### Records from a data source
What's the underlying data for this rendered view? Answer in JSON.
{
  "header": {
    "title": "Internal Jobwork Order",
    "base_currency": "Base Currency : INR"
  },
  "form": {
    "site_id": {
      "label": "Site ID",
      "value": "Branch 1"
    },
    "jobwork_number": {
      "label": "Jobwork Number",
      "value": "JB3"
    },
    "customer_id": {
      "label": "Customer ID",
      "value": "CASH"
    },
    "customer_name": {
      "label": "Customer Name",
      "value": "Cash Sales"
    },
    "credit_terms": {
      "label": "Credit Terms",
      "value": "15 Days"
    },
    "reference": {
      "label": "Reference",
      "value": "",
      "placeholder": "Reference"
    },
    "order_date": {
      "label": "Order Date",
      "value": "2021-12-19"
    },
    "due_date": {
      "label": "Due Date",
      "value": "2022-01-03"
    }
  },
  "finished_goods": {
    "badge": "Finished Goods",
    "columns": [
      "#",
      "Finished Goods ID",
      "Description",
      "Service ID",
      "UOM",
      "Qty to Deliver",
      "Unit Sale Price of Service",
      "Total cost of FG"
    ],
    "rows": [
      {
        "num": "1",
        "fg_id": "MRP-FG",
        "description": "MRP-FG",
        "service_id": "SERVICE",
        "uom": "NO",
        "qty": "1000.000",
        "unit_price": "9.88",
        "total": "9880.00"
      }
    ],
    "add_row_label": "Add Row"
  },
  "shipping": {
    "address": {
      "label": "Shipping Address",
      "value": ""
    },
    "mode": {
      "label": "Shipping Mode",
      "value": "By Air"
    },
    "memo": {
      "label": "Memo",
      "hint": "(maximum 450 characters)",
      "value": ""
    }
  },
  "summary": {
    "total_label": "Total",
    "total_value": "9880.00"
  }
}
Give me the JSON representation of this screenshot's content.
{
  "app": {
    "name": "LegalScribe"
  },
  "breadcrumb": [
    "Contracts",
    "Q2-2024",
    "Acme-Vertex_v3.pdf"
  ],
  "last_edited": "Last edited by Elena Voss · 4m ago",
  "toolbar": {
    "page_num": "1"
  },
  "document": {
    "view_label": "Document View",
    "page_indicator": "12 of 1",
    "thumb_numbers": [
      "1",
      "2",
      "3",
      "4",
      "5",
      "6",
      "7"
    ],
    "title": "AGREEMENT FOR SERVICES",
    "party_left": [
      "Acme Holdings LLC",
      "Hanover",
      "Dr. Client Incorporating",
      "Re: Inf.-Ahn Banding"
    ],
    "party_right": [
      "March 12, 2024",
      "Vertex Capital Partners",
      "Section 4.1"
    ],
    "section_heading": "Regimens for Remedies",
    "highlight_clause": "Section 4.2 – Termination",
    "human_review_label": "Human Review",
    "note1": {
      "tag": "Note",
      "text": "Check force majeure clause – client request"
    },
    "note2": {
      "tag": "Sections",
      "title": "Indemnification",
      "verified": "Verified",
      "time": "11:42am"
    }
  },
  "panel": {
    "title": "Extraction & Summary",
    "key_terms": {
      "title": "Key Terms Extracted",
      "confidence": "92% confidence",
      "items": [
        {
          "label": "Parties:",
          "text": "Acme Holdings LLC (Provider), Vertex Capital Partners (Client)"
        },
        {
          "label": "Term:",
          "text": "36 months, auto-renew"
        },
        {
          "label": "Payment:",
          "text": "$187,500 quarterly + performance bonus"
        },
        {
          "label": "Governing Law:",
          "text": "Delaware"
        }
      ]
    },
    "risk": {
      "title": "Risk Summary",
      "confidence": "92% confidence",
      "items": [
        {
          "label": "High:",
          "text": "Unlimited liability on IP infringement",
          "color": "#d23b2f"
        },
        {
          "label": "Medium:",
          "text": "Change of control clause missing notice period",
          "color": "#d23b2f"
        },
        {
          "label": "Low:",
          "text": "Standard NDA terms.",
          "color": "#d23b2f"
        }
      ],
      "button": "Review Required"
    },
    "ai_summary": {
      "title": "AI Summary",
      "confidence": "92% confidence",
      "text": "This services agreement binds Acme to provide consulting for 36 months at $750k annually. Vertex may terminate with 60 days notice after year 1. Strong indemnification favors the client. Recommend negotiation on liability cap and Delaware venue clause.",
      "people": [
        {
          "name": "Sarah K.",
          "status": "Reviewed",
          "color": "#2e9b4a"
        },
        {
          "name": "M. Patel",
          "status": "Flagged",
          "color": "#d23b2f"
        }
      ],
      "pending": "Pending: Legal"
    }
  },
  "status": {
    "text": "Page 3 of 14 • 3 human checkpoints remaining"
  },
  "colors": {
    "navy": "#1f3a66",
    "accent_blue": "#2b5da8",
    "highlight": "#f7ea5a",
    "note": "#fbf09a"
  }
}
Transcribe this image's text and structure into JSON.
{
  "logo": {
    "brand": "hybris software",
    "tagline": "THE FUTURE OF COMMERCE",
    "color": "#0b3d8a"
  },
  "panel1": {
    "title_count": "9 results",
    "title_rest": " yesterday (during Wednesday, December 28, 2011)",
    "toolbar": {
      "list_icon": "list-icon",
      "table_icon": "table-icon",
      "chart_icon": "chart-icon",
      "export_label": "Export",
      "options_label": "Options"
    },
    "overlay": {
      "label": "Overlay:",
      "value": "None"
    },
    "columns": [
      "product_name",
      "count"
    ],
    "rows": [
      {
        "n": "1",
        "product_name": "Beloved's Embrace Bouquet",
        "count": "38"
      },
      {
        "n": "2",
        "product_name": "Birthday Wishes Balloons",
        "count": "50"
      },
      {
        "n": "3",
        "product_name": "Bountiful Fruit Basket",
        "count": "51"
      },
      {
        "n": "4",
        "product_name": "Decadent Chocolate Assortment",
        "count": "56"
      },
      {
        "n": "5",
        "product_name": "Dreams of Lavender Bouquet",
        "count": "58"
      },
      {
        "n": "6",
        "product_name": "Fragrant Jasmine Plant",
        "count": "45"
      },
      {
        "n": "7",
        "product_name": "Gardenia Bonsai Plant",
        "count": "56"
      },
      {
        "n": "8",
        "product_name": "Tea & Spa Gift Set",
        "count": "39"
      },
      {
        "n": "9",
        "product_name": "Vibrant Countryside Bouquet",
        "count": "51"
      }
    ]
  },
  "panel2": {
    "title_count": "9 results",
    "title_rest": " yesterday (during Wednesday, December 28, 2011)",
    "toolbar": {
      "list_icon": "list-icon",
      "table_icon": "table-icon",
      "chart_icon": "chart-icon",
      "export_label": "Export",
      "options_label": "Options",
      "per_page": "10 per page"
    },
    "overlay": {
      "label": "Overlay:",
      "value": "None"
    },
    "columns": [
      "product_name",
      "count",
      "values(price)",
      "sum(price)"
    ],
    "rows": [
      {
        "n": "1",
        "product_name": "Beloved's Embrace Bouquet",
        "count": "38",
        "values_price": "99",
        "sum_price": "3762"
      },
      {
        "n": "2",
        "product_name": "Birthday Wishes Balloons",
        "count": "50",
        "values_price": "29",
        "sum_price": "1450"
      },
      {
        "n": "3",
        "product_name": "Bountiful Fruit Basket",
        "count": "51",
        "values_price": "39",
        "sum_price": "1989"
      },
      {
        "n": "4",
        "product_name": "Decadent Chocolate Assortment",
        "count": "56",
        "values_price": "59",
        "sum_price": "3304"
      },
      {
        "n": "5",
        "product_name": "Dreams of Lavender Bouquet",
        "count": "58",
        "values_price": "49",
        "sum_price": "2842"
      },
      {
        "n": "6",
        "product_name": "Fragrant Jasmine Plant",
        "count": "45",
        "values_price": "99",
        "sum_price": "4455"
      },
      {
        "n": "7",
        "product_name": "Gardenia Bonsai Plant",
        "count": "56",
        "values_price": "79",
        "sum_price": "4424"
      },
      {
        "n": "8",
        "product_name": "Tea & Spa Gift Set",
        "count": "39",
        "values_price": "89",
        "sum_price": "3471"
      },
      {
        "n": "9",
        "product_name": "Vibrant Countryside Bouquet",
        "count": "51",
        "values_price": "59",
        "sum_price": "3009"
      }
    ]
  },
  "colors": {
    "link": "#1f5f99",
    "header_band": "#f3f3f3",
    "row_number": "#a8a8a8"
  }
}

### What is needed
Locate all lines that include the word "JSON" and copy them out.

### Output of the task
What's the underlying data for this rendered view? Answer in JSON.
Give me the JSON representation of this screenshot's content.
Transcribe this image's text and structure into JSON.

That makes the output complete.